⟨

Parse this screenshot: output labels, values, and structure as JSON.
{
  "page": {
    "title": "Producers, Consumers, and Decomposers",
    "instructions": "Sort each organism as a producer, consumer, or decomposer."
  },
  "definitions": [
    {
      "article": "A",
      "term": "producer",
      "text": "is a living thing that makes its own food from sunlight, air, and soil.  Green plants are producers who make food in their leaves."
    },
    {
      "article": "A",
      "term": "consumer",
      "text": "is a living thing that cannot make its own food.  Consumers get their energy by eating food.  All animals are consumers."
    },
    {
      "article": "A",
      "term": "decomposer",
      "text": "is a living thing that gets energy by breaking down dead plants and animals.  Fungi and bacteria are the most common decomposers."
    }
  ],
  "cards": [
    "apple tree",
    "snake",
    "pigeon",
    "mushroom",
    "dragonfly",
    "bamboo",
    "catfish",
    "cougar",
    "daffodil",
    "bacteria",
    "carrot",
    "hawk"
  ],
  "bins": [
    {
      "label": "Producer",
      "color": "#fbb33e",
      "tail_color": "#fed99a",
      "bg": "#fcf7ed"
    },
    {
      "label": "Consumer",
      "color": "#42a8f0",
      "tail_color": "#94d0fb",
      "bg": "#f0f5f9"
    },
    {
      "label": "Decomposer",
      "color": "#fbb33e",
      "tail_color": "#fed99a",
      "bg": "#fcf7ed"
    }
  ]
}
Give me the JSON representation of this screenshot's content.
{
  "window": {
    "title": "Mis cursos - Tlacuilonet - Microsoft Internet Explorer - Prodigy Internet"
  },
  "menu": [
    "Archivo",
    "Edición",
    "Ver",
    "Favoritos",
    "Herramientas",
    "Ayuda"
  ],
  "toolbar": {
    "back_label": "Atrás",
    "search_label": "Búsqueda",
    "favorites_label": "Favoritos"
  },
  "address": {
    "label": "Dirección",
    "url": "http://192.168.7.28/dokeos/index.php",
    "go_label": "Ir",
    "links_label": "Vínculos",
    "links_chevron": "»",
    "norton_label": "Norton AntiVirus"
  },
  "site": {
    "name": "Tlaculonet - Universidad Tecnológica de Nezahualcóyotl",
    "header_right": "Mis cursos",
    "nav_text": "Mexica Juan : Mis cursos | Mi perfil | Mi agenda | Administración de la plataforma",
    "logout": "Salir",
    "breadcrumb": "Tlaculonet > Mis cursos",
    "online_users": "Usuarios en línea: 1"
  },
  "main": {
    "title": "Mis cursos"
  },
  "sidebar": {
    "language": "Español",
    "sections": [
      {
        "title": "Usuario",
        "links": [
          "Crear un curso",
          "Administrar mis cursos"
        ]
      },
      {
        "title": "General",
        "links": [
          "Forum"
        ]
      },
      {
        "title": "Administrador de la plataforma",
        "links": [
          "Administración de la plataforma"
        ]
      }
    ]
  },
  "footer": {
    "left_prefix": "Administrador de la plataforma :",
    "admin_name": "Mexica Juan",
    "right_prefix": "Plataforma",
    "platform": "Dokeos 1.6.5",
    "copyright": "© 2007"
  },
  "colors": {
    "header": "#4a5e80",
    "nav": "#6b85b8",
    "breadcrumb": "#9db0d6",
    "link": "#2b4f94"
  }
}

⟩

**How to complete this task**
The answer is every entry, copied word for word.

**Reply**
Parse this screenshot: output labels, values, and structure as JSON.
{
  "page": {
    "title": "Producers, Consumers, and Decomposers",
    "instructions": "Sort each organism as a producer, consumer, or decomposer."
  },
  "definitions": [
    {
      "article": "A",
      "term": "producer",
      "text": "is a living thing that makes its own food from sunlight, air, and soil.  Green plants are producers who make food in their leaves."
    },
    {
      "article": "A",
      "term": "consumer",
      "text": "is a living thing that cannot make its own food.  Consumers get their energy by eating food.  All animals are consumers."
    },
    {
      "article": "A",
      "term": "decomposer",
      "text": "is a living thing that gets energy by breaking down dead plants and animals.  Fungi and bacteria are the most common decomposers."
    }
  ],
  "cards": [
    "apple tree",
    "snake",
    "pigeon",
    "mushroom",
    "dragonfly",
    "bamboo",
    "catfish",
    "cougar",
    "daffodil",
    "bacteria",
    "carrot",
    "hawk"
  ],
  "bins": [
    {
      "label": "Producer",
      "color": "#fbb33e",
      "tail_color": "#fed99a",
      "bg": "#fcf7ed"
    },
    {
      "label": "Consumer",
      "color": "#42a8f0",
      "tail_color": "#94d0fb",
      "bg": "#f0f5f9"
    },
    {
      "label": "Decomposer",
      "color": "#fbb33e",
      "tail_color": "#fed99a",
      "bg": "#fcf7ed"
    }
  ]
}
Give me the JSON representation of this screenshot's content.
{
  "window": {
    "title": "Mis cursos - Tlacuilonet - Microsoft Internet Explorer - Prodigy Internet"
  },
  "menu": [
    "Archivo",
    "Edición",
    "Ver",
    "Favoritos",
    "Herramientas",
    "Ayuda"
  ],
  "toolbar": {
    "back_label": "Atrás",
    "search_label": "Búsqueda",
    "favorites_label": "Favoritos"
  },
  "address": {
    "label": "Dirección",
    "url": "http://192.168.7.28/dokeos/index.php",
    "go_label": "Ir",
    "links_label": "Vínculos",
    "links_chevron": "»",
    "norton_label": "Norton AntiVirus"
  },
  "site": {
    "name": "Tlaculonet - Universidad Tecnológica de Nezahualcóyotl",
    "header_right": "Mis cursos",
    "nav_text": "Mexica Juan : Mis cursos | Mi perfil | Mi agenda | Administración de la plataforma",
    "logout": "Salir",
    "breadcrumb": "Tlaculonet > Mis cursos",
    "online_users": "Usuarios en línea: 1"
  },
  "main": {
    "title": "Mis cursos"
  },
  "sidebar": {
    "language": "Español",
    "sections": [
      {
        "title": "Usuario",
        "links": [
          "Crear un curso",
          "Administrar mis cursos"
        ]
      },
      {
        "title": "General",
        "links": [
          "Forum"
        ]
      },
      {
        "title": "Administrador de la plataforma",
        "links": [
          "Administración de la plataforma"
        ]
      }
    ]
  },
  "footer": {
    "left_prefix": "Administrador de la plataforma :",
    "admin_name": "Mexica Juan",
    "right_prefix": "Plataforma",
    "platform": "Dokeos 1.6.5",
    "copyright": "© 2007"
  },
  "colors": {
    "header": "#4a5e80",
    "nav": "#6b85b8",
    "breadcrumb": "#9db0d6",
    "link": "#2b4f94"
  }
}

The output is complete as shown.